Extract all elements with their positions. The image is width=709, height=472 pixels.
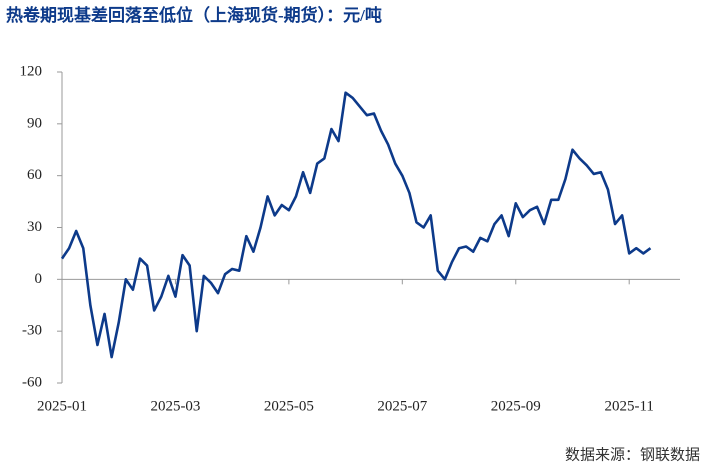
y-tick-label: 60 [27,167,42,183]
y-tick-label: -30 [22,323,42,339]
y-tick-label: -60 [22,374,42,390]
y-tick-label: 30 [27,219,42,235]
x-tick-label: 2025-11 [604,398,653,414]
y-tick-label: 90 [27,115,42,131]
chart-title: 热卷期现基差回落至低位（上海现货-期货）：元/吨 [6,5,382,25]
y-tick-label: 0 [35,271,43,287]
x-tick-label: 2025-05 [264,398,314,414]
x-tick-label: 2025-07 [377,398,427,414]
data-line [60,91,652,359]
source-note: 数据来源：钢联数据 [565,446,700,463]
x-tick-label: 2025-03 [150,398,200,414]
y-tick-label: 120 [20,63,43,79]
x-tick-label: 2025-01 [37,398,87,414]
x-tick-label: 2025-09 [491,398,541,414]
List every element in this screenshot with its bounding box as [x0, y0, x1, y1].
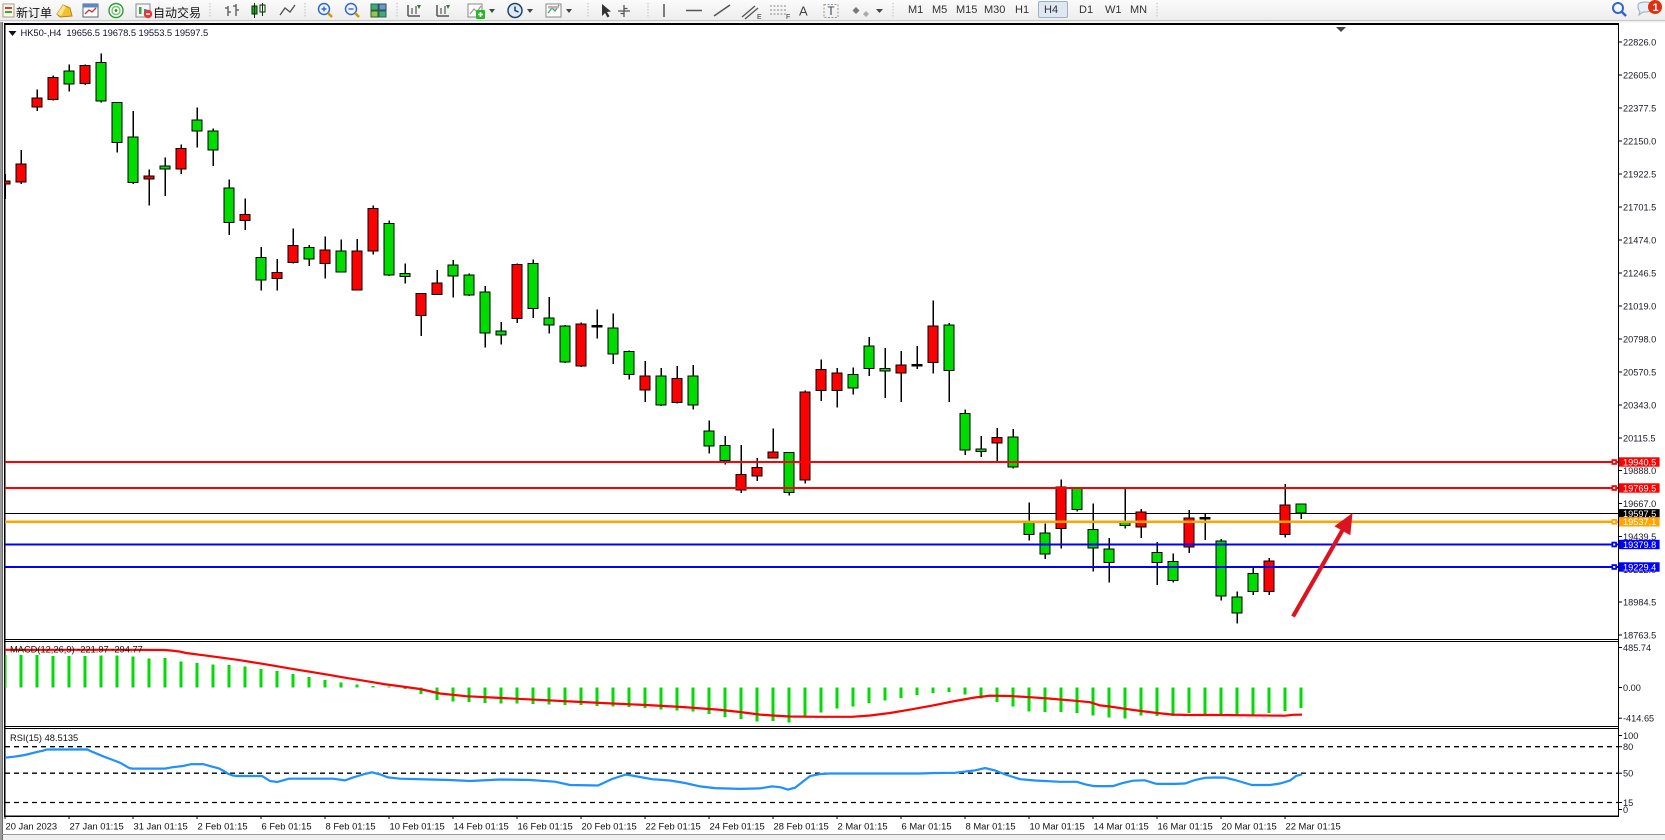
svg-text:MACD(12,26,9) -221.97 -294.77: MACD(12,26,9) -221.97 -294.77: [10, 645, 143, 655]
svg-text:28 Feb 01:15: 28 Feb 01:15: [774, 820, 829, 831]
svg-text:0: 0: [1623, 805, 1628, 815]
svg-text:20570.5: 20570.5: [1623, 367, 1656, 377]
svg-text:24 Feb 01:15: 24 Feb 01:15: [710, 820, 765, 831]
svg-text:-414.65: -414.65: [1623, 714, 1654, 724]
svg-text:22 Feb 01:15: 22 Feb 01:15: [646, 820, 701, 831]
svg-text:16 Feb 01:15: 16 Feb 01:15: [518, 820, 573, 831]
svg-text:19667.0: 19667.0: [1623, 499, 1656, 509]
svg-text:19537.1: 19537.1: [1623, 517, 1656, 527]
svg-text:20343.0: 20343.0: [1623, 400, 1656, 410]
★ ★ ★ ★ ★
_DIRECTIONS FOR THIS TASK_
Write out every line of the records above as one numbered list, with no blank lines. Leave out the two picture lines.

_RESPONSE TO THE EXERCISE_
1. Extract all elements with their positions. The image is width=709, height=472 pixels.
2. y-tick-label: 60 [27,167,42,183]
3. y-tick-label: -30 [22,323,42,339]
4. y-tick-label: -60 [22,374,42,390]
5. y-tick-label: 30 [27,219,42,235]
6. x-tick-label: 2025-11 [604,398,653,414]
7. y-tick-label: 90 [27,115,42,131]
8. chart-title: 热卷期现基差回落至低位（上海现货-期货）：元/吨 [6,5,382,25]
9. y-tick-label: 0 [35,271,43,287]
10. x-tick-label: 2025-05 [264,398,314,414]
11. x-tick-label: 2025-07 [377,398,427,414]
12. data-line [60,91,652,359]
13. source-note: 数据来源：钢联数据 [565,446,700,463]
14. x-tick-label: 2025-03 [150,398,200,414]
15. y-tick-label: 120 [20,63,43,79]
16. x-tick-label: 2025-01 [37,398,87,414]
17. x-tick-label: 2025-09 [491,398,541,414]
18. List every element in this screenshot with its bounding box as [x0, y0, x1, y1].
19. svg-text:MACD(12,26,9) -221.97 -294.77: MACD(12,26,9) -221.97 -294.77: [10, 645, 143, 655]
20. svg-text:28 Feb 01:15: 28 Feb 01:15: [774, 820, 829, 831]
21. svg-text:0: 0: [1623, 805, 1628, 815]
22. svg-text:20570.5: 20570.5: [1623, 367, 1656, 377]
23. svg-text:24 Feb 01:15: 24 Feb 01:15: [710, 820, 765, 831]
24. svg-text:-414.65: -414.65: [1623, 714, 1654, 724]
25. svg-text:22 Feb 01:15: 22 Feb 01:15: [646, 820, 701, 831]
26. svg-text:16 Feb 01:15: 16 Feb 01:15: [518, 820, 573, 831]
27. svg-text:19667.0: 19667.0: [1623, 499, 1656, 509]
28. svg-text:19537.1: 19537.1: [1623, 517, 1656, 527]
29. svg-text:20343.0: 20343.0: [1623, 400, 1656, 410]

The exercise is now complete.